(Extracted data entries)
• • • • •
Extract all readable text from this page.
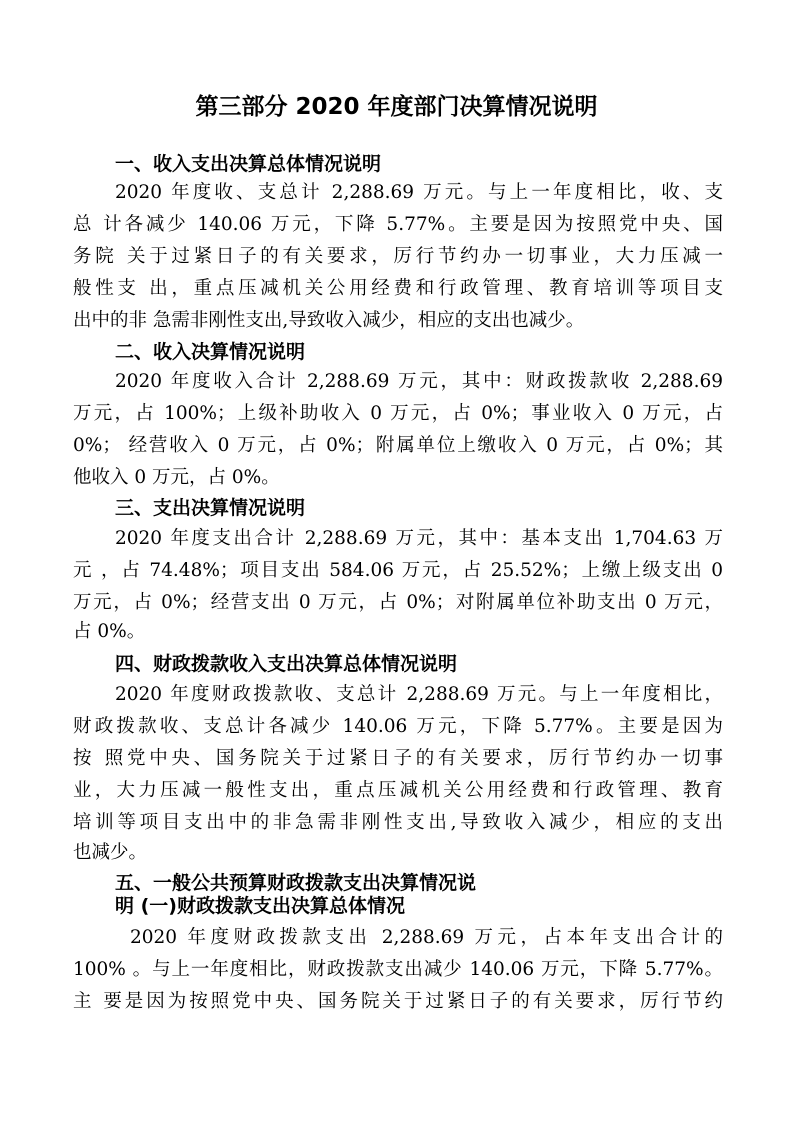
第三部分 2020 年度部门决算情况说明
一、收入支出决算总体情况说明
2020 年度收、支总计 2,288.69 万元。与上一年度相比，收、支
总 计各减少 140.06 万元，下降 5.77%。主要是因为按照党中央、国
务院 关于过紧日子的有关要求，厉行节约办一切事业，大力压减一
般性支 出，重点压减机关公用经费和行政管理、教育培训等项目支
出中的非 急需非刚性支出,导致收入减少，相应的支出也减少。
二、收入决算情况说明
2020 年度收入合计 2,288.69 万元，其中：财政拨款收 2,288.69
万元，占 100%；上级补助收入 0 万元，占 0%；事业收入 0 万元，占
0%； 经营收入 0 万元，占 0%；附属单位上缴收入 0 万元，占 0%；其
他收入 0 万元，占 0%。
三、支出决算情况说明
2020 年度支出合计 2,288.69 万元，其中：基本支出 1,704.63 万
元 ，占 74.48%；项目支出 584.06 万元，占 25.52%；上缴上级支出 0
万元，占 0%；经营支出 0 万元，占 0%；对附属单位补助支出 0 万元，
占 0%。
四、财政拨款收入支出决算总体情况说明
2020 年度财政拨款收、支总计 2,288.69 万元。与上一年度相比，
财政拨款收、支总计各减少 140.06 万元，下降 5.77%。主要是因为
按 照党中央、国务院关于过紧日子的有关要求，厉行节约办一切事
业，大力压减一般性支出，重点压减机关公用经费和行政管理、教育
培训等项目支出中的非急需非刚性支出,导致收入减少，相应的支出
也减少。
五、一般公共预算财政拨款支出决算情况说
明 (一)财政拨款支出决算总体情况
2020 年度财政拨款支出 2,288.69 万元，占本年支出合计的
100% 。与上一年度相比，财政拨款支出减少 140.06 万元，下降 5.77%。
主 要是因为按照党中央、国务院关于过紧日子的有关要求，厉行节约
• • • • •
◆ Aim ◆
Reproduce the full listing faithfully, but do not carry over any pictures.

◆ Output for this exercise ◆
Extract all readable text from this page.
第三部分 2020 年度部门决算情况说明
一、收入支出决算总体情况说明
2020 年度收、支总计 2,288.69 万元。与上一年度相比，收、支
总 计各减少 140.06 万元，下降 5.77%。主要是因为按照党中央、国
务院 关于过紧日子的有关要求，厉行节约办一切事业，大力压减一
般性支 出，重点压减机关公用经费和行政管理、教育培训等项目支
出中的非 急需非刚性支出,导致收入减少，相应的支出也减少。
二、收入决算情况说明
2020 年度收入合计 2,288.69 万元，其中：财政拨款收 2,288.69
万元，占 100%；上级补助收入 0 万元，占 0%；事业收入 0 万元，占
0%； 经营收入 0 万元，占 0%；附属单位上缴收入 0 万元，占 0%；其
他收入 0 万元，占 0%。
三、支出决算情况说明
2020 年度支出合计 2,288.69 万元，其中：基本支出 1,704.63 万
元 ，占 74.48%；项目支出 584.06 万元，占 25.52%；上缴上级支出 0
万元，占 0%；经营支出 0 万元，占 0%；对附属单位补助支出 0 万元，
占 0%。
四、财政拨款收入支出决算总体情况说明
2020 年度财政拨款收、支总计 2,288.69 万元。与上一年度相比，
财政拨款收、支总计各减少 140.06 万元，下降 5.77%。主要是因为
按 照党中央、国务院关于过紧日子的有关要求，厉行节约办一切事
业，大力压减一般性支出，重点压减机关公用经费和行政管理、教育
培训等项目支出中的非急需非刚性支出,导致收入减少，相应的支出
也减少。
五、一般公共预算财政拨款支出决算情况说
明 (一)财政拨款支出决算总体情况
2020 年度财政拨款支出 2,288.69 万元，占本年支出合计的
100% 。与上一年度相比，财政拨款支出减少 140.06 万元，下降 5.77%。
主 要是因为按照党中央、国务院关于过紧日子的有关要求，厉行节约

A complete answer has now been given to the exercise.